───── Data for the task ─────

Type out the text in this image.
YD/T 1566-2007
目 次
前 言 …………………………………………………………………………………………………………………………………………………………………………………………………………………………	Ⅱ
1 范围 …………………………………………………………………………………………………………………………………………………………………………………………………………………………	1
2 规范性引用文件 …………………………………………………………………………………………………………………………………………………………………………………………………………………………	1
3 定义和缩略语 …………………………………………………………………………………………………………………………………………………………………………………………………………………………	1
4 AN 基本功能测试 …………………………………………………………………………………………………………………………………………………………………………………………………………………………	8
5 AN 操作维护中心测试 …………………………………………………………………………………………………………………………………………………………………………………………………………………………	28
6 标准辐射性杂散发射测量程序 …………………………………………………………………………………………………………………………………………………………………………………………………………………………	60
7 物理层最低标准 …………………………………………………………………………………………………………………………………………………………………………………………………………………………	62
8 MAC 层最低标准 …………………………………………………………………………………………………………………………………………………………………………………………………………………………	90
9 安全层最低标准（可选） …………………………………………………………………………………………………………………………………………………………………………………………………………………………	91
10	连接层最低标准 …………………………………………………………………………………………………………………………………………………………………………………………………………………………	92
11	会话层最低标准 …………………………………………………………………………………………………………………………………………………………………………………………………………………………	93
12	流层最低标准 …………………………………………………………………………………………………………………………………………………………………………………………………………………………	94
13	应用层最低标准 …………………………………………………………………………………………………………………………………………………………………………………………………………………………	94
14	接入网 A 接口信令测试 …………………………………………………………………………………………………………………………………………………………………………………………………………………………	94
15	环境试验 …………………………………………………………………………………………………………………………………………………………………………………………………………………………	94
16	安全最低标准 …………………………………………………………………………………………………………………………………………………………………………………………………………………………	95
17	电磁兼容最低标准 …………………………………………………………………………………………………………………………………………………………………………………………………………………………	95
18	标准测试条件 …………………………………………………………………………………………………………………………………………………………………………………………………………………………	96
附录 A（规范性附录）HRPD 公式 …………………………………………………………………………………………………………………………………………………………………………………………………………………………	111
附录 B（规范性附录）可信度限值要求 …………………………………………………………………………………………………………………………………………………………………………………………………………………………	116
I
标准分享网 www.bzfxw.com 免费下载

─────

**What you need to do**
Show all lines in the entries above where the string "规范性附录" appears.

**Response to this exercise**
附录 A（规范性附录）HRPD 公式 …………………………………………………………………………………………………………………………………………………………………………………………………………………………	111
附录 B（规范性附录）可信度限值要求 …………………………………………………………………………………………………………………………………………………………………………………………………………………………	116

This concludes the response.